Aim of the task
Sort through the entries below and pull out lines containing the word "copyright".

<<<<

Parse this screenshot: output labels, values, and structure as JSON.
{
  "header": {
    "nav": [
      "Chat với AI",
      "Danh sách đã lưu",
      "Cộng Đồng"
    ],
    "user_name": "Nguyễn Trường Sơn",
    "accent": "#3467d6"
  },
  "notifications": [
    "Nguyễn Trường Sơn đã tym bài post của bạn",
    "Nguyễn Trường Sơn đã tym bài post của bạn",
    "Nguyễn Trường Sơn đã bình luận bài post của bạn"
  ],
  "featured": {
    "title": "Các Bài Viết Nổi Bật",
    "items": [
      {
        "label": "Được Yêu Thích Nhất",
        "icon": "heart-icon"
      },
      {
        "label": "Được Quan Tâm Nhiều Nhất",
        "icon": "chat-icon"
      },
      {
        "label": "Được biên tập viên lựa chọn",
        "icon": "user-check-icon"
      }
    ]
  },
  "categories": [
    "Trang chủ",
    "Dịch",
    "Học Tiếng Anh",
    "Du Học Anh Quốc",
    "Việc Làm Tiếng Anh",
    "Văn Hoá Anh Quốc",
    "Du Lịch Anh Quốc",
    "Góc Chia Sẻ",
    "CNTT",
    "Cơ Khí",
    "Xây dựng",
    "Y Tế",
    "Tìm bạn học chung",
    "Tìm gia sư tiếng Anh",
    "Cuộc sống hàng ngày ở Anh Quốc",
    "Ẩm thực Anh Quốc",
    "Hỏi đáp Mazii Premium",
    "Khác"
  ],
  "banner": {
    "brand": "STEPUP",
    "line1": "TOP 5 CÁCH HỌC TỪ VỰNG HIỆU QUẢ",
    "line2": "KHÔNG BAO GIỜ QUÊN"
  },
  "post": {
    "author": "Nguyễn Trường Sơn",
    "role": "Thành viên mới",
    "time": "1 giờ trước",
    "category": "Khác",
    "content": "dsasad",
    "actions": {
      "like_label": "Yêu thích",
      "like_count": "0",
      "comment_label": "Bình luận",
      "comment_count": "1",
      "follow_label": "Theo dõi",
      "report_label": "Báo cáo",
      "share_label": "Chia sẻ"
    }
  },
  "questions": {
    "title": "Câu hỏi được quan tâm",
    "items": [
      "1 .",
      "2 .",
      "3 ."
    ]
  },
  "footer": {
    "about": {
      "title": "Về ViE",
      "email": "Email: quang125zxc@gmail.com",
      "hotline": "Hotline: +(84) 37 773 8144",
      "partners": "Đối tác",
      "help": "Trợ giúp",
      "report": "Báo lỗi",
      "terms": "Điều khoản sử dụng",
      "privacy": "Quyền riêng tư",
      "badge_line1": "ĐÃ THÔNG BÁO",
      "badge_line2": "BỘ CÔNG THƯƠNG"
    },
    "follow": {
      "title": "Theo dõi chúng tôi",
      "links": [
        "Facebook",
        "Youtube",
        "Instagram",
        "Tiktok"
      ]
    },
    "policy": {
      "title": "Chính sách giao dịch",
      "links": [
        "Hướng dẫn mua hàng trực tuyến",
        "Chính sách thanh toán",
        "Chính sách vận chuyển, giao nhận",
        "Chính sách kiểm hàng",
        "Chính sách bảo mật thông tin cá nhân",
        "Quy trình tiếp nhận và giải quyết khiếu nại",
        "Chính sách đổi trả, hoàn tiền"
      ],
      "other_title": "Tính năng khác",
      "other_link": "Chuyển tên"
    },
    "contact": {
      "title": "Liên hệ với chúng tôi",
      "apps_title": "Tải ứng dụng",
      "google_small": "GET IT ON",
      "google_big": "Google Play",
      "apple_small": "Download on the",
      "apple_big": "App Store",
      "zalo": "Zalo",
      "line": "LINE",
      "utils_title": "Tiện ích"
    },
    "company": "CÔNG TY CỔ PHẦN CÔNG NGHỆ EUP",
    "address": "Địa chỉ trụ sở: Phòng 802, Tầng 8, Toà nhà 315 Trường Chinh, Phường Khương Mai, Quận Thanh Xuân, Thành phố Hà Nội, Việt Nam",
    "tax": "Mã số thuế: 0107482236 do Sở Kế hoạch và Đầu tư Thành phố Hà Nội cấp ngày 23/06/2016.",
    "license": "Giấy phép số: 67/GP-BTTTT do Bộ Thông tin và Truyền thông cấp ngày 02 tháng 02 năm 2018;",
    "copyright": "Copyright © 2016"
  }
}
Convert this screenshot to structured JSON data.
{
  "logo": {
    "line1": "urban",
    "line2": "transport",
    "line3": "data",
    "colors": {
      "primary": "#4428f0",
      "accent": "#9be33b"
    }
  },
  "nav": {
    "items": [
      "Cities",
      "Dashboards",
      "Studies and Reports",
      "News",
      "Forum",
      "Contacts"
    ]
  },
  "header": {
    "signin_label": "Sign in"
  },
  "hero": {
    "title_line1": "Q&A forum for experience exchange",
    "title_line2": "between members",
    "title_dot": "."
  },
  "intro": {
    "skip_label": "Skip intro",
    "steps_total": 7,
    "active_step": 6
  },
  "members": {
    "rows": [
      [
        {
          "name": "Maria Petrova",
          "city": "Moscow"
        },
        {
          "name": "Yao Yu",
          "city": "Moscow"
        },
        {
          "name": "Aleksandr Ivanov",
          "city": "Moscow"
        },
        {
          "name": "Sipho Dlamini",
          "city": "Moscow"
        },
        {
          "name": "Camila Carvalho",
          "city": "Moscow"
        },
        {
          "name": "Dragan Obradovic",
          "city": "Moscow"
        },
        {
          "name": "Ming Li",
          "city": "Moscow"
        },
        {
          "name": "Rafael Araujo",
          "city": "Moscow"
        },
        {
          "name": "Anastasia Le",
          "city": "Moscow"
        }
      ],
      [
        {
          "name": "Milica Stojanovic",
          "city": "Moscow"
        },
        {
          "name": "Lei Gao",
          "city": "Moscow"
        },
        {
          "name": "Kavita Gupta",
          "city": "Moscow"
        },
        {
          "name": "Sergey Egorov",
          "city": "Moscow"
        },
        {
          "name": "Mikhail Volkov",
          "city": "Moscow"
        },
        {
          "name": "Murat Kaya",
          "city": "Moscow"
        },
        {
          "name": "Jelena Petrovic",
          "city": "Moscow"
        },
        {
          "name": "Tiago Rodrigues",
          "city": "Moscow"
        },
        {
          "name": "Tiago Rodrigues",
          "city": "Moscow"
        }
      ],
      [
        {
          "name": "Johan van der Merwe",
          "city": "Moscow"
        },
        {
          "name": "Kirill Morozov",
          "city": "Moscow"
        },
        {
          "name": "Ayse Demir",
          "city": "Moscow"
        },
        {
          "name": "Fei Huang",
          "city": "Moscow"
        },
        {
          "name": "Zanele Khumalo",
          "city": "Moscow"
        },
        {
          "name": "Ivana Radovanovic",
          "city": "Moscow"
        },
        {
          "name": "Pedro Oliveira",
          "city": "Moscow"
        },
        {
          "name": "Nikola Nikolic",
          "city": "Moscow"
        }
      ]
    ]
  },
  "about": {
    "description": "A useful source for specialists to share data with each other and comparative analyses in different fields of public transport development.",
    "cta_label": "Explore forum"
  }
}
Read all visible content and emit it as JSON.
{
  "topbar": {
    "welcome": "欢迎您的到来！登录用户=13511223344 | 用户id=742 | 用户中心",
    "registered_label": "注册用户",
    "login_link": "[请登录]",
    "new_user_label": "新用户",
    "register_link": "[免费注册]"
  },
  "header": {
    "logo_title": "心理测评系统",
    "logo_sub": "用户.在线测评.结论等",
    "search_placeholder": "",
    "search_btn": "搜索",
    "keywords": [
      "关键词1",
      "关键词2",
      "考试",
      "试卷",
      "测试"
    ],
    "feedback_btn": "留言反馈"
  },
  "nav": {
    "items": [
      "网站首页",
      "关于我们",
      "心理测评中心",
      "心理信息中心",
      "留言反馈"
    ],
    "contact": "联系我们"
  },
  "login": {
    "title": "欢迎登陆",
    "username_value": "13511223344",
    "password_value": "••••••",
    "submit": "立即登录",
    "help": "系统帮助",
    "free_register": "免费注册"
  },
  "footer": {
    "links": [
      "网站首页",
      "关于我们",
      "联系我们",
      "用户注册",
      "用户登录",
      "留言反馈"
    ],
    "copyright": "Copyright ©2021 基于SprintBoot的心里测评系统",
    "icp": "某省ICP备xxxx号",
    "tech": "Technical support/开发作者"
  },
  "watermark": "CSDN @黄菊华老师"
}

>>>>

Task result
    "copyright": "Copyright © 2016"
    "copyright": "Copyright ©2021 基于SprintBoot的心里测评系统",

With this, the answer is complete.